◆ Your instructions:
Which lines in the records below contain the word "name"? Copy each one out.
***** Provided entries *****
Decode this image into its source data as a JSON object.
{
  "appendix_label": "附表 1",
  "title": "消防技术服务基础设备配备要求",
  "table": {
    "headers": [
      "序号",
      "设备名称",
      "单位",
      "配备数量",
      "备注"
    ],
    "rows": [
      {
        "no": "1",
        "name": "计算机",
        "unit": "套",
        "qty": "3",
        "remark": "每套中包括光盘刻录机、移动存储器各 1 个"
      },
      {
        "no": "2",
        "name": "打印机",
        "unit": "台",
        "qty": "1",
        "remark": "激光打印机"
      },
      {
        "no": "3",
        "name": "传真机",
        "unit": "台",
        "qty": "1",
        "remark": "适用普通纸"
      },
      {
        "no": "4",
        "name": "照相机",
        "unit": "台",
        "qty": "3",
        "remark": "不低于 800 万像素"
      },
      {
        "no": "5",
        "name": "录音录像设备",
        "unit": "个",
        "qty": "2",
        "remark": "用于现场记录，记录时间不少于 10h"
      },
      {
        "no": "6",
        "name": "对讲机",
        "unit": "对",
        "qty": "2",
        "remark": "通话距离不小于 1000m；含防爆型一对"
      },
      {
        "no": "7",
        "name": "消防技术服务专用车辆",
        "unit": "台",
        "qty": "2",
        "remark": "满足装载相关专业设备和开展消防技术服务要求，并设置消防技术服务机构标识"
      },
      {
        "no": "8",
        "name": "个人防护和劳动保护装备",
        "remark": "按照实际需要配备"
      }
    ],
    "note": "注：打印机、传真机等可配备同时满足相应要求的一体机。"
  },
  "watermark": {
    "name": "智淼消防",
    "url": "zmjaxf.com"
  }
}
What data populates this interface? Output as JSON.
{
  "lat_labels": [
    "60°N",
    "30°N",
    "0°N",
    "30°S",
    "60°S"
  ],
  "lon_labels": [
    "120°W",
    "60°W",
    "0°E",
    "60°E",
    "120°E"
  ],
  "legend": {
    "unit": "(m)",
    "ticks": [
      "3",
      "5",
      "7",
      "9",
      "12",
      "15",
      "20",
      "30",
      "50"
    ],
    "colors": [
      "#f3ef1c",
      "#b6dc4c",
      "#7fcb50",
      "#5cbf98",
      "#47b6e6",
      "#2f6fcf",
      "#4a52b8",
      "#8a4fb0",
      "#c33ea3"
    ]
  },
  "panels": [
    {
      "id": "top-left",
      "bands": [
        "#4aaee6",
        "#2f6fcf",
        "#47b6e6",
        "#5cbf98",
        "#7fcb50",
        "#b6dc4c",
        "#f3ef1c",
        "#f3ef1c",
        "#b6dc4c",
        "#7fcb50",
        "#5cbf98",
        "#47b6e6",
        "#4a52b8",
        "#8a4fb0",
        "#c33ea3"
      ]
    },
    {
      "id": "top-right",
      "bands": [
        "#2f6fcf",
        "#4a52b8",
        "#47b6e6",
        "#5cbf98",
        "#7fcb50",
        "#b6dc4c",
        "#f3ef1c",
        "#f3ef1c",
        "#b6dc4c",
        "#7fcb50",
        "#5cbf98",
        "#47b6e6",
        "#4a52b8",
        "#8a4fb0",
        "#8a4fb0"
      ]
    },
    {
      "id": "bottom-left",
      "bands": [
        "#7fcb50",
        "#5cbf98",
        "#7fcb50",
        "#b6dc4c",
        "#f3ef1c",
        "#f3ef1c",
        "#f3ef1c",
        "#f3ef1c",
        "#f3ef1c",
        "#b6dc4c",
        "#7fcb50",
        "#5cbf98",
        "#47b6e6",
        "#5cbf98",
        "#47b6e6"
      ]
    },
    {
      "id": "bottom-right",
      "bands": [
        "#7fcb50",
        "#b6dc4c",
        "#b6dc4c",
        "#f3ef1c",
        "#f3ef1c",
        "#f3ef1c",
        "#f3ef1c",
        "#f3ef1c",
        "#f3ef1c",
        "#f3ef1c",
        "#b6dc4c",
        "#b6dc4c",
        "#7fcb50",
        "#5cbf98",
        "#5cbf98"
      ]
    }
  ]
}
*****
◆ Output for this task:
        "name": "计算机",
        "name": "打印机",
        "name": "传真机",
        "name": "照相机",
        "name": "录音录像设备",
        "name": "对讲机",
        "name": "消防技术服务专用车辆",
        "name": "个人防护和劳动保护装备",
    "name": "智淼消防",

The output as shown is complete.